Description of the task: Extract every line that includes the string "취소하기".

Records:

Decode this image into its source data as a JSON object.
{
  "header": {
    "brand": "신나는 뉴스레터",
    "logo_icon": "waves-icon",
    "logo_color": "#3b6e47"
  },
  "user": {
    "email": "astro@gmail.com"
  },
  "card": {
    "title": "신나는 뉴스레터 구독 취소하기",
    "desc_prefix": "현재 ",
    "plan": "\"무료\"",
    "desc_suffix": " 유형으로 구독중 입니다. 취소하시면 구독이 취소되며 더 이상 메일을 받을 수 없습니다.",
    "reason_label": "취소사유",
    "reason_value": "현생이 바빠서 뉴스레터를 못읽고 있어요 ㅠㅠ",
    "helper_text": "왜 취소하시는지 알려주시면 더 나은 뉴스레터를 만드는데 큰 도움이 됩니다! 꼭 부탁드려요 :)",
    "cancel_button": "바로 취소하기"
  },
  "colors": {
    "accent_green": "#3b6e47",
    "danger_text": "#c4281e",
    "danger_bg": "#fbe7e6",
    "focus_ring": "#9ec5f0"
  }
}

Exercise response:
    "title": "신나는 뉴스레터 구독 취소하기",
    "cancel_button": "바로 취소하기"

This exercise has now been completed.